BRANO DATO
La Direttiva 79/409/CEE cosiddetta “Uccelli”, successivamente aggiornata dalla Direttiva 2009/147/CE, concerne la conservazione degli uccelli selvatici. Gli Stati membri hanno classificato, quali Zone di Protezione Speciale (ZPS), i territori più idonei in numero e in superficie alla conservazione di dette specie. La Direttiva 92/43/CEE meglio conosciuta come “Habitat”, è invece relativa alla conservazione degli habitat naturali e seminaturali e della flora e della fauna selvatiche, tramite la costituzione di una rete ecologica coerente di Zone Speciali di Conservazione (ZSC, derivate dai proposti Siti di Importanza Comunitaria pSIC), denominata Rete Natura 2000. Quest’ultima comprende anche le già menzionate ZPS.

(Voci archiviate)

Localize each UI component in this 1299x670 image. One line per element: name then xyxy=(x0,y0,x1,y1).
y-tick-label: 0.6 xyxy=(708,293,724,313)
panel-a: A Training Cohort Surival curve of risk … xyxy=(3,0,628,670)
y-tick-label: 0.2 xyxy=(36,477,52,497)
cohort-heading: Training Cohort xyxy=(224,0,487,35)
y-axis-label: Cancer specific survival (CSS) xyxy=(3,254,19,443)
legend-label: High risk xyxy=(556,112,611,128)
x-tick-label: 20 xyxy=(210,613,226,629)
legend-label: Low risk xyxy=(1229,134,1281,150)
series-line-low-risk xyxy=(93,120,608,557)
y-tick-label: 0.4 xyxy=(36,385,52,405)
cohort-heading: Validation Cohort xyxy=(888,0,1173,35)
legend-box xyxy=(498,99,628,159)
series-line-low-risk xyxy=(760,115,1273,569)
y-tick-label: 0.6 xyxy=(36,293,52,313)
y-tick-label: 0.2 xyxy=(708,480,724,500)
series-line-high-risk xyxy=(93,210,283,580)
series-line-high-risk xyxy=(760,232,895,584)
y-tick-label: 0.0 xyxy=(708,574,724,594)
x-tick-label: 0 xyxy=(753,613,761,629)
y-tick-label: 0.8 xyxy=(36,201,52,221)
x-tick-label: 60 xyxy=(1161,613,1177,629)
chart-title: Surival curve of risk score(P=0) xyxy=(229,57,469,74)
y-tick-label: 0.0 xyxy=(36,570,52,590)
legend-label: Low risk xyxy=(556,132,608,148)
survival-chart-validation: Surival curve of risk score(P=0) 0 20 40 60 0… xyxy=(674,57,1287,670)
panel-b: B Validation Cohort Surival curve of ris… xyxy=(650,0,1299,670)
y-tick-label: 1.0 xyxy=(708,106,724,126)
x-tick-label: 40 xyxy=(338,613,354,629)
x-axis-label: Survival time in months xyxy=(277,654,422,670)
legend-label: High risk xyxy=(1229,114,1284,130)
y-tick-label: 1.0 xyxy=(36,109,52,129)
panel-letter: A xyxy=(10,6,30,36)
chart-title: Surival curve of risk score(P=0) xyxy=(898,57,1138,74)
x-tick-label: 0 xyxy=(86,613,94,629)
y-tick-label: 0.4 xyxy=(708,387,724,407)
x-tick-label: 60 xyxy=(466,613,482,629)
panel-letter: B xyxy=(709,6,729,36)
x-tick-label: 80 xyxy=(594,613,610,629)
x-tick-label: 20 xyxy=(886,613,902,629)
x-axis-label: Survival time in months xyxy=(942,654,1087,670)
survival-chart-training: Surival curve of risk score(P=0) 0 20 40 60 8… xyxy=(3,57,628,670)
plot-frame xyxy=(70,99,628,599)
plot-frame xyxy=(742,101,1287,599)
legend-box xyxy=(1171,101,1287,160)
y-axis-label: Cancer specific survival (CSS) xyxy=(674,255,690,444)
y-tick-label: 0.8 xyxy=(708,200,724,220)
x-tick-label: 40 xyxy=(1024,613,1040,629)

CONSEGNA 1
In base al brano dato, spieghi in che modo la Direttiva «Habitat» persegue la conservazione degli habitat naturali e seminaturali e della flora e della fauna selvatiche.
CONSEGNA 2
Elenchi tutte le direttive citate nel brano dato, ciascuna con la propria sigla numerica.
CONSEGNA 3
Riporti la parte del brano dato compresa tra «La Direttiva 79/409/CEE» e «già menzionate ZPS.», estremi inclusi.

RISPOSTA 1
La Direttiva 92/43/CEE persegue tale conservazione mediante la costituzione di una rete ecologica coerente di Zone Speciali di Conservazione (ZSC). Le ZSC derivano dai proposti Siti di Importanza Comunitaria (pSIC). Questa rete è denominata Rete Natura 2000 e comprende anche le Zone di Protezione Speciale (ZPS).

RISPOSTA 2
- Direttiva 79/409/CEE («Uccelli»)
- Direttiva 2009/147/CE
- Direttiva 92/43/CEE («Habitat»)

RISPOSTA 3
La Direttiva 79/409/CEE cosiddetta “Uccelli”, successivamente aggiornata dalla Direttiva 2009/147/CE, concerne la conservazione degli uccelli selvatici. Gli Stati membri hanno classificato, quali Zone di Protezione Speciale (ZPS), i territori più idonei in numero e in superficie alla conservazione di dette specie. La Direttiva 92/43/CEE meglio conosciuta come “Habitat”, è invece relativa alla conservazione degli habitat naturali e seminaturali e della flora e della fauna selvatiche, tramite la costituzione di una rete ecologica coerente di Zone Speciali di Conservazione (ZSC, derivate dai proposti Siti di Importanza Comunitaria pSIC), denominata Rete Natura 2000. Quest’ultima comprende anche le già menzionate ZPS.